TEXTO DADO
▼▼▼

Cómo obtener la iluminación adecuada en los calentadores por infrarrojos para baños
Cuando construimos lámparas de infrarrojos para baños, el mayor problema no es el calor en sí, sino la luz que emiten. Las lámparas convencionales de onda corta pueden ser cegadoras; su brillo intenso resulta molesto y nadie quiere tenerlo en sus ojos al despertar por la mañana. Es aún peor para los bebés, ya que sus ojos son mucho más sensibles que los nuestros. No es una buena forma de comenzar el día.
Cómo evitar el brillo excesivo
Entonces, ¿cómo podemos evitar esa luz cegadora sin perder el calor que proporcionan estas lámparas? Utilizamos recubrimientos especiales en el vidrio de cuarzo. Puedes pensar en ellos como filtros: eliminan los rayos UV y esa luz de alta frecuencia molestosa, pero permiten que el calor infrarrojo pase sin problemas. Sientes el calor en tu piel, pero la luz permanece suave y no causa estrés en la retina. Mantenemos los niveles de brillo lo suficientemente bajos como para poder mirar la lámpara sin necesidad de gafas de sol.

▲▲▲

DATOS DE ENTRADA
▼▼▼

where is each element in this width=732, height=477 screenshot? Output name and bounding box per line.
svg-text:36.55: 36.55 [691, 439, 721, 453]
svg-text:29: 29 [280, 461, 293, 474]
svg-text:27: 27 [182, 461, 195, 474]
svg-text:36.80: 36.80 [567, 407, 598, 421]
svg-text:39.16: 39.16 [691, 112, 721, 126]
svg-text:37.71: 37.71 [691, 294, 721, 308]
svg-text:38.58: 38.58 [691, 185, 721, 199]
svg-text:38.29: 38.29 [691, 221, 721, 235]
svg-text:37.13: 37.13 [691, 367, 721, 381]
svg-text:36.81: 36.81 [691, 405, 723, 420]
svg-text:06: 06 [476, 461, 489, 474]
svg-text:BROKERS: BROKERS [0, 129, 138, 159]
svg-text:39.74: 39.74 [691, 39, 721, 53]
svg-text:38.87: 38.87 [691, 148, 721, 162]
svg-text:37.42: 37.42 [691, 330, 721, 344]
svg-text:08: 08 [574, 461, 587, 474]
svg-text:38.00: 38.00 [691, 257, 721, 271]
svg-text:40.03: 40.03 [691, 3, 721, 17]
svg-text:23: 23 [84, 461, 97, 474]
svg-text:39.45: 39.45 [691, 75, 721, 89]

▲▲▲

CON ESTA INFORMACIÓN
- a) Del texto sobre las lámparas de infrarrojos para baños, vuelve a escribir la parte que va entre "Cómo evitar el" y "gafas de sol.", ambos incluidos, y sustituye "cuarzo" por "borosilicato".
- b) Sigue escribiendo el texto sobre las lámparas de infrarrojos para baños desde el punto en que termina.

RESPUESTAS DEL EJERCICIO
- a)
Cómo evitar el brillo excesivo
Entonces, ¿cómo podemos evitar esa luz cegadora sin perder el calor que proporcionan estas lámparas? Utilizamos recubrimientos especiales en el vidrio de borosilicato. Puedes pensar en ellos como filtros: eliminan los rayos UV y esa luz de alta frecuencia molestosa, pero permiten que el calor infrarrojo pase sin problemas. Sientes el calor en tu piel, pero la luz permanece suave y no causa estrés en la retina. Mantenemos los niveles de brillo lo suficientemente bajos como para poder mirar la lámpara sin necesidad de gafas de sol.

- b)
El equilibrio necesario
Diseñar este tipo de dispositivos siempre implica un equilibrio entre diferentes factores. Si aumentas la potencia de la lámpara, obtendrás más calor rápidamente. Suena genial, ¿verdad? Pero hay un problema: cuanto mayor sea la potencia, más caliente se calentará el reflector. Si intentas meter demasiada energía en una caja de plástico pequeña, esta se deformará. Es un desastre.
Si utilizas más de 250 W por lámpara, es mejor utilizar disipadores de calor hechos de aluminio. Esto mantendrá la superficie exterior de la lámpara fresca al tacto, lo cual es exactamente lo que queremos.
Algunos consejos para la instalación
El lugar donde se coloca la lámpara es importante. Deja algo de espacio entre la lámpara y el techo. Si la instalas demasiado cerca del techo, el calor se acumulará allí, lo que podría causar daños en la pintura del techo o, peor aún, activar la alarma contra humo.
Por favor, hazte un favor: utiliza cables resistentes a altas temperaturas. Los cables de PVC convencionales no pueden soportar el calor constante en un baño. Utiliza cables con aislamiento de silicona en su lugar. No se derretirán cuando las temperaturas suban.